▶ WHAT TO WORK ON:
**A)** List every distinct username that heads a post in the rat nesting thread.
**B)** Write the next part of the rat nesting thread, picking up right after its last line.

─── PAGE EXCERPT

# Female rat nesting.



## KelseyShea (Jan 20, 2013)

All last night and this morning, Boomer has been taking items from the bottom of the cage to the top and building what looks like a nest. Most of it is cardboard and fabric, and now she's attempting to bring up a big plush rat that they all cuddle with at night. *It's too big, so I guess she decided to go piece by piece, starting with the tail haha. 
I'm sure this is pretty normal behavior, but I've never seen such determination before. She's just going up and down, up and down. Any thoughts?


----------



## Muttlycrew (Dec 21, 2012)

How long have you had her?


Sent from Petguide.com Free App


----------



## KelseyShea (Jan 20, 2013)

Since June of last year. She'll be a year old in April


----------



## Rumy91989 (Dec 31, 2012)

Is there any chance she's pregnant? Obsessive nesting is usually an indicator of pregnancy, but if there's absolutely no chance she's pregnant it's more than possible that she's having a hormone surge as she leaves her "puberty" stage or that she's just... nesting. Haha. Sometimes it just happens.


----------



## Jenzie (Dec 26, 2012)

──────
─── INFORMATION SUPPLIED

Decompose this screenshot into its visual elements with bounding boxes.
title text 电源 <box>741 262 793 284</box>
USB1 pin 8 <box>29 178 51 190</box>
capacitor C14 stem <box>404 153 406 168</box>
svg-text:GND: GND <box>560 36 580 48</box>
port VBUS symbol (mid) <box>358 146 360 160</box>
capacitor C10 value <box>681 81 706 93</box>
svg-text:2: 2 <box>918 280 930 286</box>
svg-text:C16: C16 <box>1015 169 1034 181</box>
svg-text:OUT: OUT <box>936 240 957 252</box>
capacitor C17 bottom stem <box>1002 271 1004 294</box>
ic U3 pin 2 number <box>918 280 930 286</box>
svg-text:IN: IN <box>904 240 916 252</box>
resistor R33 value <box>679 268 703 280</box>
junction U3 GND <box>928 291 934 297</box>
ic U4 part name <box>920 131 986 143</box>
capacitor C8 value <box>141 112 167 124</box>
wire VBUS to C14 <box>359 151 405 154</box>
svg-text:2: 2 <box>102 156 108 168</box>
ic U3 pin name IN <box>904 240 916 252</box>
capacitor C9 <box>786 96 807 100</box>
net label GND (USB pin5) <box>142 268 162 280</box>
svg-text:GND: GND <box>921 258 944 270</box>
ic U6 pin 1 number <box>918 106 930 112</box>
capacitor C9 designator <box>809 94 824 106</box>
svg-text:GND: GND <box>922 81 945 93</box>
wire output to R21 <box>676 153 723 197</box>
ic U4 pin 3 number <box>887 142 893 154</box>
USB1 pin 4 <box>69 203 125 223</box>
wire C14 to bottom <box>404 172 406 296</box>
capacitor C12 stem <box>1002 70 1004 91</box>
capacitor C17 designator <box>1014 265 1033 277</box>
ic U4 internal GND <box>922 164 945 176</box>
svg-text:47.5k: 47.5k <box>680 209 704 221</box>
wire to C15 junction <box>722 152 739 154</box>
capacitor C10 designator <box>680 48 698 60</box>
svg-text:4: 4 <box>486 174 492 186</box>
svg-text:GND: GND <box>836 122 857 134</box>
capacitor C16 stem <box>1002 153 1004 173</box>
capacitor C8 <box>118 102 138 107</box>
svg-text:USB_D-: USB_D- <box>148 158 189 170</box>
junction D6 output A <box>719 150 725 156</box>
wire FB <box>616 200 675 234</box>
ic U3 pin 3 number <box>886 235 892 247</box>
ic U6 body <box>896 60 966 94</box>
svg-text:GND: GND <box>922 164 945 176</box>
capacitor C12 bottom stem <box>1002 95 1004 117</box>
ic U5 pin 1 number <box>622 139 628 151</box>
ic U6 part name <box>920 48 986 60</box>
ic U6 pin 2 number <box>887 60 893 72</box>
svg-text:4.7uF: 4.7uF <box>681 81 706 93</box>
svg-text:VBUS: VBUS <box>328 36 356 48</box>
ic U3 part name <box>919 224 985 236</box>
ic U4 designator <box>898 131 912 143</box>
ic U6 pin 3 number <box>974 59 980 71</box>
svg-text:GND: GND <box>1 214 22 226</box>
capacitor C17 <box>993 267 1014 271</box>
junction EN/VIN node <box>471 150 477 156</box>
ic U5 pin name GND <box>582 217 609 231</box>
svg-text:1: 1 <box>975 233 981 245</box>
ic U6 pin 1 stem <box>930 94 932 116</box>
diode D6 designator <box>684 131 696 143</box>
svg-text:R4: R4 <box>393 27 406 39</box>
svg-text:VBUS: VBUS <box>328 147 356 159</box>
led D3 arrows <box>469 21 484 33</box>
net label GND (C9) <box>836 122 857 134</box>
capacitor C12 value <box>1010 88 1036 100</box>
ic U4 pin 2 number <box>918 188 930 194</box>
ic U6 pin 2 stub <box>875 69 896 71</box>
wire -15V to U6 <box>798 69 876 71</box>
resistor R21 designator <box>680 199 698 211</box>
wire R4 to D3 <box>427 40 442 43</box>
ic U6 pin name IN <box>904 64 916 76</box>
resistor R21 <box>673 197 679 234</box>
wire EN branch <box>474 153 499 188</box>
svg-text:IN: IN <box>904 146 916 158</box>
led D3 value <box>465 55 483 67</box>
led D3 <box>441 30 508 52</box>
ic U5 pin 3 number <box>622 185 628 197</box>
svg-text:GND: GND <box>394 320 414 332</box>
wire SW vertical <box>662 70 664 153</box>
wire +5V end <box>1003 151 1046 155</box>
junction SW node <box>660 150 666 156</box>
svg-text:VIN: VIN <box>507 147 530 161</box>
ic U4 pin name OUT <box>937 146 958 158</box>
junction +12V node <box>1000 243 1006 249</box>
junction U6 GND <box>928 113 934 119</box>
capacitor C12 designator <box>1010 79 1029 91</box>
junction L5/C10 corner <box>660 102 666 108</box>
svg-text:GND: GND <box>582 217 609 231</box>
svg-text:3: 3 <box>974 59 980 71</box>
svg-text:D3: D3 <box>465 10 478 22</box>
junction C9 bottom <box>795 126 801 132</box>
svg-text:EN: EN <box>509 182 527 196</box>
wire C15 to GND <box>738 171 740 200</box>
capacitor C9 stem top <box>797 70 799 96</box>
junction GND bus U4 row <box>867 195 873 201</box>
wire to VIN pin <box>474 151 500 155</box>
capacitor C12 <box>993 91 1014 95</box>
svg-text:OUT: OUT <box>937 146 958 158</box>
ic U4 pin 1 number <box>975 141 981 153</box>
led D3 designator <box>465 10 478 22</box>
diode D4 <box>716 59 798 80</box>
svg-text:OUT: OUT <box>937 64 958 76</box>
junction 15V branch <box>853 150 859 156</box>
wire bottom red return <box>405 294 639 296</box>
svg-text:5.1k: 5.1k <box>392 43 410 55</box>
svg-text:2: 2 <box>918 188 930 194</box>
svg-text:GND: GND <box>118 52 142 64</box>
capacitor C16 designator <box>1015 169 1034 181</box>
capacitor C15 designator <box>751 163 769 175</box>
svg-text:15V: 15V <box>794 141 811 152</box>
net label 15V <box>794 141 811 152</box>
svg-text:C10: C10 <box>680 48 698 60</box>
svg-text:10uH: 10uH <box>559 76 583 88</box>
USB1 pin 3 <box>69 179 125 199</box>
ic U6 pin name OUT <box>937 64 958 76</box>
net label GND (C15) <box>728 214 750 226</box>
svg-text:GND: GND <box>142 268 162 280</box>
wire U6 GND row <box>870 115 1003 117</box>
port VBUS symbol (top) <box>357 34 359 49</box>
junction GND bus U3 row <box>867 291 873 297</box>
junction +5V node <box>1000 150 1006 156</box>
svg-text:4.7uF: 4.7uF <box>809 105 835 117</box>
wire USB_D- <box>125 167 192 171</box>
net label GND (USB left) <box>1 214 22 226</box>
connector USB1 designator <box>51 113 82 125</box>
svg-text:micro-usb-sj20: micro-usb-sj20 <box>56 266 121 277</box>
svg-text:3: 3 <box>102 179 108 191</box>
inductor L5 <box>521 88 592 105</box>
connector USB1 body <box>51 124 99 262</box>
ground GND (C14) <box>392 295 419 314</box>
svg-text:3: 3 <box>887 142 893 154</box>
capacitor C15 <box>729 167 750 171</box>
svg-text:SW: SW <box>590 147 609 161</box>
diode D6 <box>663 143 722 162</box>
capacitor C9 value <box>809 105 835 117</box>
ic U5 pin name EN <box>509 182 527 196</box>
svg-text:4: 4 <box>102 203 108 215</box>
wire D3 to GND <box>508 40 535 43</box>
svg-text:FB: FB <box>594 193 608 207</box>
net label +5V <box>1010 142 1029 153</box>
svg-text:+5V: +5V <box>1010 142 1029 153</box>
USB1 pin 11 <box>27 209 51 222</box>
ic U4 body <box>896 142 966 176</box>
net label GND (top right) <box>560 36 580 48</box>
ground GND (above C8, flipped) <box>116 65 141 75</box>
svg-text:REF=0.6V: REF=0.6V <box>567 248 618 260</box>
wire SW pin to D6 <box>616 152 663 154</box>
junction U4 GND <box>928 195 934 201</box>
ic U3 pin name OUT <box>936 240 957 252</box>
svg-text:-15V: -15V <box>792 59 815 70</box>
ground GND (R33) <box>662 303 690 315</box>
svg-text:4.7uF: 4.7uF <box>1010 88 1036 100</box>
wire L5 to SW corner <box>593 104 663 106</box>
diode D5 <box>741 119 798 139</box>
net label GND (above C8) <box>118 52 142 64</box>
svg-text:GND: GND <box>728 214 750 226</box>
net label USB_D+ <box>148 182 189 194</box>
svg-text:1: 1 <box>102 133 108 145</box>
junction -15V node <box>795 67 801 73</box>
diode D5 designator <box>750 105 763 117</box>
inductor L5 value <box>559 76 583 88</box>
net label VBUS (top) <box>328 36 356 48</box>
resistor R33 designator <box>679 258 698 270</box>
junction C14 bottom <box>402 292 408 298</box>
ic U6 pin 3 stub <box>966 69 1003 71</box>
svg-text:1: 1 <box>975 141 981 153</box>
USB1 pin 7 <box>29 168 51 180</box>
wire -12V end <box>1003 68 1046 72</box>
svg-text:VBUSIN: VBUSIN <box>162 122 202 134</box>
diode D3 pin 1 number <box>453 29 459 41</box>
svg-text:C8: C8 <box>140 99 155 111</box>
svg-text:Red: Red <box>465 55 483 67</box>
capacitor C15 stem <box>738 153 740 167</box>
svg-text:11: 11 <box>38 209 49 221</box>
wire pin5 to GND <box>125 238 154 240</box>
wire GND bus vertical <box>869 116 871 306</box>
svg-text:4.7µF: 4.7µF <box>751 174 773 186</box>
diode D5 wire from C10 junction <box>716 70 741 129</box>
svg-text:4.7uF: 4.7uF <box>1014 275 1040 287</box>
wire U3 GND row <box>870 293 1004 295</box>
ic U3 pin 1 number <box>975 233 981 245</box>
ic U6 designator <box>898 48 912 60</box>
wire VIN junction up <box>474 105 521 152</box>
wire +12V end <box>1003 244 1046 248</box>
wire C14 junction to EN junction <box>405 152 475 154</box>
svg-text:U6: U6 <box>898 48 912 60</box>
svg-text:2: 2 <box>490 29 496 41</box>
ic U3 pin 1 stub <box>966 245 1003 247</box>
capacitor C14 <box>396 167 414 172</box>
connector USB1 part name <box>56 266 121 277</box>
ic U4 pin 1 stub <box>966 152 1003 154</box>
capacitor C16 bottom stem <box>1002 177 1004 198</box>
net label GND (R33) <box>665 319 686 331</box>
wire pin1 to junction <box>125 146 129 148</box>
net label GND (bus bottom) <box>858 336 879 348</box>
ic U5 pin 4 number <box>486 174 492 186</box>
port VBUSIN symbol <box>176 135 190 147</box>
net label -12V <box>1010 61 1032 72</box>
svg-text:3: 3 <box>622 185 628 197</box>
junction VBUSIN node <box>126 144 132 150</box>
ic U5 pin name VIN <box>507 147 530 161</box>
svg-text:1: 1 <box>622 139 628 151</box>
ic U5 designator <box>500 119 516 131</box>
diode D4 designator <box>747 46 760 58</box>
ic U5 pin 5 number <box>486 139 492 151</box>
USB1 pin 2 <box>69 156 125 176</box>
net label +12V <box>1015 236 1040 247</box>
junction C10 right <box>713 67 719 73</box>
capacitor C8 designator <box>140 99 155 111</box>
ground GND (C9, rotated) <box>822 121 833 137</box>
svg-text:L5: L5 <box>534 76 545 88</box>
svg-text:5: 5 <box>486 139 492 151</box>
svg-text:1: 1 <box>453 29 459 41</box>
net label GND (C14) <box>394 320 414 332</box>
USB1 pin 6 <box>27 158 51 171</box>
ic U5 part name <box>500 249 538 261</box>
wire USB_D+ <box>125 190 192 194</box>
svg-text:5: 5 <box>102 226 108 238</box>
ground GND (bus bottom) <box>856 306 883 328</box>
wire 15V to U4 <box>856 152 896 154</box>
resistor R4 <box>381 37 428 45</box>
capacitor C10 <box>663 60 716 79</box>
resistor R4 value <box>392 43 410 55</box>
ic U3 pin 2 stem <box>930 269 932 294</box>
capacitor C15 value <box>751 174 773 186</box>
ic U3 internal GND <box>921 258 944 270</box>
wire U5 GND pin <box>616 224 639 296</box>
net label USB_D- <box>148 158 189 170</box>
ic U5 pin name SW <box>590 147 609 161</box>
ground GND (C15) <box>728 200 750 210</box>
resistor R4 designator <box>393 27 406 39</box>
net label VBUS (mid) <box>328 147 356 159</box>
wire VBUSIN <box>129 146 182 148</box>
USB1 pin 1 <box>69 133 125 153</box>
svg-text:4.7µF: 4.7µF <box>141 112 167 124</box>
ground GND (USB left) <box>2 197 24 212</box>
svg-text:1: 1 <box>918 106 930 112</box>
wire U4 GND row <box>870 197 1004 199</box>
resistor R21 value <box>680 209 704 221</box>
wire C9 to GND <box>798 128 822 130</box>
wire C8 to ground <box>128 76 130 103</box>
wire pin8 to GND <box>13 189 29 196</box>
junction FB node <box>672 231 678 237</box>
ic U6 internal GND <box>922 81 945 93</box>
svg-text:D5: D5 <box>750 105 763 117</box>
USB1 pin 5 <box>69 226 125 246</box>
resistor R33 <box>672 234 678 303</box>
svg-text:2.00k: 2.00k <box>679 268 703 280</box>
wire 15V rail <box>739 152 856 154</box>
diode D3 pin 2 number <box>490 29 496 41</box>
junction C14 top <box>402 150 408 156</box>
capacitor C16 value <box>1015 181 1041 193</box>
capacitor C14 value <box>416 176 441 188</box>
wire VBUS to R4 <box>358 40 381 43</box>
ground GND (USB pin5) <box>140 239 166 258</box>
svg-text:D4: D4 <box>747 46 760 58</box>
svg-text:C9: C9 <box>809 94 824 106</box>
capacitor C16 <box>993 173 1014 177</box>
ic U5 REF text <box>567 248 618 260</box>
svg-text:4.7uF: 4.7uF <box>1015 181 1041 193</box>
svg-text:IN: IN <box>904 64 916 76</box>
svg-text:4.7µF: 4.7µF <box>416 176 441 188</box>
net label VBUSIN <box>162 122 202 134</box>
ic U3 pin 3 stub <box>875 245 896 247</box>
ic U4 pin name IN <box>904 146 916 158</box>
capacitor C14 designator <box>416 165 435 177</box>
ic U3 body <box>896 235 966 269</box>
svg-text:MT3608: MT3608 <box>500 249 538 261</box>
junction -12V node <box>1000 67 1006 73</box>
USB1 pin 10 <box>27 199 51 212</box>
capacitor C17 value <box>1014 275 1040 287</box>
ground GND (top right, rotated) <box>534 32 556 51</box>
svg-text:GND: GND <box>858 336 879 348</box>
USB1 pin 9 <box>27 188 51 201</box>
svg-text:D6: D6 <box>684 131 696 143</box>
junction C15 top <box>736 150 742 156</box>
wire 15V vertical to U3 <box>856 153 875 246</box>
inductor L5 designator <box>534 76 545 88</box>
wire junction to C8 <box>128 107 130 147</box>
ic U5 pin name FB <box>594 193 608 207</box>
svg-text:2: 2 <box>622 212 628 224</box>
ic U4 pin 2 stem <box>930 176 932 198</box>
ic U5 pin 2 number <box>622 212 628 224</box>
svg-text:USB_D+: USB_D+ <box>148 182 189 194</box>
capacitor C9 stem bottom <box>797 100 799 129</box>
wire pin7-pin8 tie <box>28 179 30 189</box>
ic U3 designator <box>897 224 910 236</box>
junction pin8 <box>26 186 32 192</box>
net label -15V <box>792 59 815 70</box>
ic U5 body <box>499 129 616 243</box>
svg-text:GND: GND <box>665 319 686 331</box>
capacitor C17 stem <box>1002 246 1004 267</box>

──────

▶ OUTPUTS FOR THE TASKS:
**A)** KelseyShea, Muttlycrew, Rumy91989, Jenzie

**B)**
My boy Ratigan started nesting awhile ago too. I don't know how common it is for boys to nest at all, but he only started after the death of his cagemate. I don't know if the two were related, but that is when it started, he could have also started due to cold weather coming in or just getting older. If there's no chance she's pregnant it could just be that she wants to be super comfy and cozy, since I'm sure that's why Ratigan nests!

He is even very determined about it like you describe. If I give him a paper towel or something that is large compared to him he will try over and over again to get it into the paper bag he likes to make his nests in. I rip up all the paper towels I give him now because if something is too big he will waste upwards of half an hour trying to nest with it!


----------



## KelseyShea (Jan 20, 2013)

If she were pregnant, there would be a lot of explaining to do... haha. We have 4 girls. All 4 of them are laying together in the "nest" right now, so maybe it is to keep warm. 
The first thing that came to my mind was that would be what a pregnant rat would do, but that would mean one of our girls is a guy, and I've never seen any "boy bits". Can't imagine those being hard to miss, right? ;D


----------



## Rumy91989 (Dec 31, 2012)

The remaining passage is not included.